Your task is to copy every line of this material exactly.
── Raw records ──
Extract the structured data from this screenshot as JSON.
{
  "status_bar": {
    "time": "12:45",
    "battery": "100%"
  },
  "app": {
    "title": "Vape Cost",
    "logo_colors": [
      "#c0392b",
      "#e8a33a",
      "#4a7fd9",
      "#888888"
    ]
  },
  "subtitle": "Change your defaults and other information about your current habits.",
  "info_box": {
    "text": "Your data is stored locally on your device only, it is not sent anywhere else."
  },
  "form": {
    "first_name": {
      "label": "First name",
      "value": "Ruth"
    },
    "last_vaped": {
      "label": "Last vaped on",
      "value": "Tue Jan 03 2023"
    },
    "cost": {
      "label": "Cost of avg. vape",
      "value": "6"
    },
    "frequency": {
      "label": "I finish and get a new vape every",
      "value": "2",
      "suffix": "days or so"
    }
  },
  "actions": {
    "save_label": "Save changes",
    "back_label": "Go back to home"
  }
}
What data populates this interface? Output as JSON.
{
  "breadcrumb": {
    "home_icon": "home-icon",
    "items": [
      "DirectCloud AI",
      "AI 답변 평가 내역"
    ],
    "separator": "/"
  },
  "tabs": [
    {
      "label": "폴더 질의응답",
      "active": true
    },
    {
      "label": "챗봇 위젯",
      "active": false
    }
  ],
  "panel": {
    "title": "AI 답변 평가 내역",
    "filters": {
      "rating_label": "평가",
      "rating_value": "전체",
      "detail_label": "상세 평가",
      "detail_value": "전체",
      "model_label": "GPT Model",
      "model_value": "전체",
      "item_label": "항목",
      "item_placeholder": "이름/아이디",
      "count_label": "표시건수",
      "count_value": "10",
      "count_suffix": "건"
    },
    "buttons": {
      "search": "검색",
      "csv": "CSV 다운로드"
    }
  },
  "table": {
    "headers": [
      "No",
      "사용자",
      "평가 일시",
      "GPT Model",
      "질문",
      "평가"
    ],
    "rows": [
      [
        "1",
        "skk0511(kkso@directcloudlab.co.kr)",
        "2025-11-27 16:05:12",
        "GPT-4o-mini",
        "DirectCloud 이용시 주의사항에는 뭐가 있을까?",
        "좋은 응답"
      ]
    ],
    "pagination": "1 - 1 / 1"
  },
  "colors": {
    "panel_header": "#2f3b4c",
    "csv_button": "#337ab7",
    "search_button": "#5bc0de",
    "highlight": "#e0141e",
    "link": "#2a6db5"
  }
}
───
Written response ->
Extract the structured data from this screenshot as JSON.
{
  "status_bar": {
    "time": "12:45",
    "battery": "100%"
  },
  "app": {
    "title": "Vape Cost",
    "logo_colors": [
      "#c0392b",
      "#e8a33a",
      "#4a7fd9",
      "#888888"
    ]
  },
  "subtitle": "Change your defaults and other information about your current habits.",
  "info_box": {
    "text": "Your data is stored locally on your device only, it is not sent anywhere else."
  },
  "form": {
    "first_name": {
      "label": "First name",
      "value": "Ruth"
    },
    "last_vaped": {
      "label": "Last vaped on",
      "value": "Tue Jan 03 2023"
    },
    "cost": {
      "label": "Cost of avg. vape",
      "value": "6"
    },
    "frequency": {
      "label": "I finish and get a new vape every",
      "value": "2",
      "suffix": "days or so"
    }
  },
  "actions": {
    "save_label": "Save changes",
    "back_label": "Go back to home"
  }
}
What data populates this interface? Output as JSON.
{
  "breadcrumb": {
    "home_icon": "home-icon",
    "items": [
      "DirectCloud AI",
      "AI 답변 평가 내역"
    ],
    "separator": "/"
  },
  "tabs": [
    {
      "label": "폴더 질의응답",
      "active": true
    },
    {
      "label": "챗봇 위젯",
      "active": false
    }
  ],
  "panel": {
    "title": "AI 답변 평가 내역",
    "filters": {
      "rating_label": "평가",
      "rating_value": "전체",
      "detail_label": "상세 평가",
      "detail_value": "전체",
      "model_label": "GPT Model",
      "model_value": "전체",
      "item_label": "항목",
      "item_placeholder": "이름/아이디",
      "count_label": "표시건수",
      "count_value": "10",
      "count_suffix": "건"
    },
    "buttons": {
      "search": "검색",
      "csv": "CSV 다운로드"
    }
  },
  "table": {
    "headers": [
      "No",
      "사용자",
      "평가 일시",
      "GPT Model",
      "질문",
      "평가"
    ],
    "rows": [
      [
        "1",
        "skk0511(kkso@directcloudlab.co.kr)",
        "2025-11-27 16:05:12",
        "GPT-4o-mini",
        "DirectCloud 이용시 주의사항에는 뭐가 있을까?",
        "좋은 응답"
      ]
    ],
    "pagination": "1 - 1 / 1"
  },
  "colors": {
    "panel_header": "#2f3b4c",
    "csv_button": "#337ab7",
    "search_button": "#5bc0de",
    "highlight": "#e0141e",
    "link": "#2a6db5"
  }
}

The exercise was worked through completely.